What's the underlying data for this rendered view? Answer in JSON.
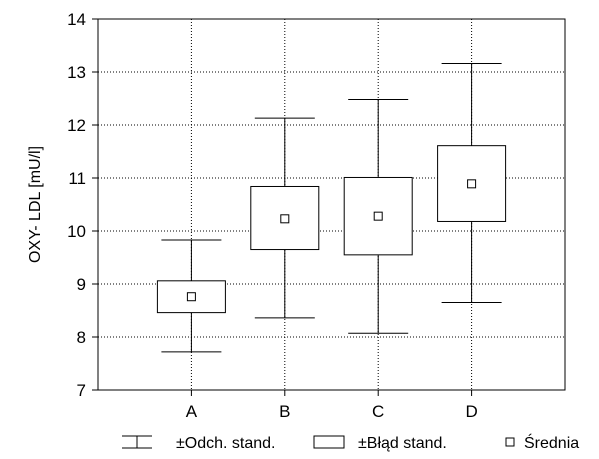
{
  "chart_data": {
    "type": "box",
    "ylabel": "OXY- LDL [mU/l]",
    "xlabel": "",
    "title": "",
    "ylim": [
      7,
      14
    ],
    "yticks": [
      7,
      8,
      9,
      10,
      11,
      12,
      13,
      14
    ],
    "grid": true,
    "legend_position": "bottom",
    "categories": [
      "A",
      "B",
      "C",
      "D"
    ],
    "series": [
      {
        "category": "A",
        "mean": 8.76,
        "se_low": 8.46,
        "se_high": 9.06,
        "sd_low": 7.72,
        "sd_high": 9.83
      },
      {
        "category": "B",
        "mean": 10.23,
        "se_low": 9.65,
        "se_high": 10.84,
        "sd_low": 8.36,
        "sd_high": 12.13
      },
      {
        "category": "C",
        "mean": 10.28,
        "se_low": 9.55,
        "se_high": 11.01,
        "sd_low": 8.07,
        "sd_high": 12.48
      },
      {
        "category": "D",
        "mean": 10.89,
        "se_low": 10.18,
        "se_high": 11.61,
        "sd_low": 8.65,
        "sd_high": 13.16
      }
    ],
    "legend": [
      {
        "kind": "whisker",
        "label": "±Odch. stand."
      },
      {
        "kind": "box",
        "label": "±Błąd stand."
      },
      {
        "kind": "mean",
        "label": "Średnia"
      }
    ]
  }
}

> _What the exercise asks_
From the material above, copy everything exactly but the pictures.

> _Exercise solution_
What's the underlying data for this rendered view? Answer in JSON.
{
  "chart_data": {
    "type": "box",
    "ylabel": "OXY- LDL [mU/l]",
    "xlabel": "",
    "title": "",
    "ylim": [
      7,
      14
    ],
    "yticks": [
      7,
      8,
      9,
      10,
      11,
      12,
      13,
      14
    ],
    "grid": true,
    "legend_position": "bottom",
    "categories": [
      "A",
      "B",
      "C",
      "D"
    ],
    "series": [
      {
        "category": "A",
        "mean": 8.76,
        "se_low": 8.46,
        "se_high": 9.06,
        "sd_low": 7.72,
        "sd_high": 9.83
      },
      {
        "category": "B",
        "mean": 10.23,
        "se_low": 9.65,
        "se_high": 10.84,
        "sd_low": 8.36,
        "sd_high": 12.13
      },
      {
        "category": "C",
        "mean": 10.28,
        "se_low": 9.55,
        "se_high": 11.01,
        "sd_low": 8.07,
        "sd_high": 12.48
      },
      {
        "category": "D",
        "mean": 10.89,
        "se_low": 10.18,
        "se_high": 11.61,
        "sd_low": 8.65,
        "sd_high": 13.16
      }
    ],
    "legend": [
      {
        "kind": "whisker",
        "label": "±Odch. stand."
      },
      {
        "kind": "box",
        "label": "±Błąd stand."
      },
      {
        "kind": "mean",
        "label": "Średnia"
      }
    ]
  }
}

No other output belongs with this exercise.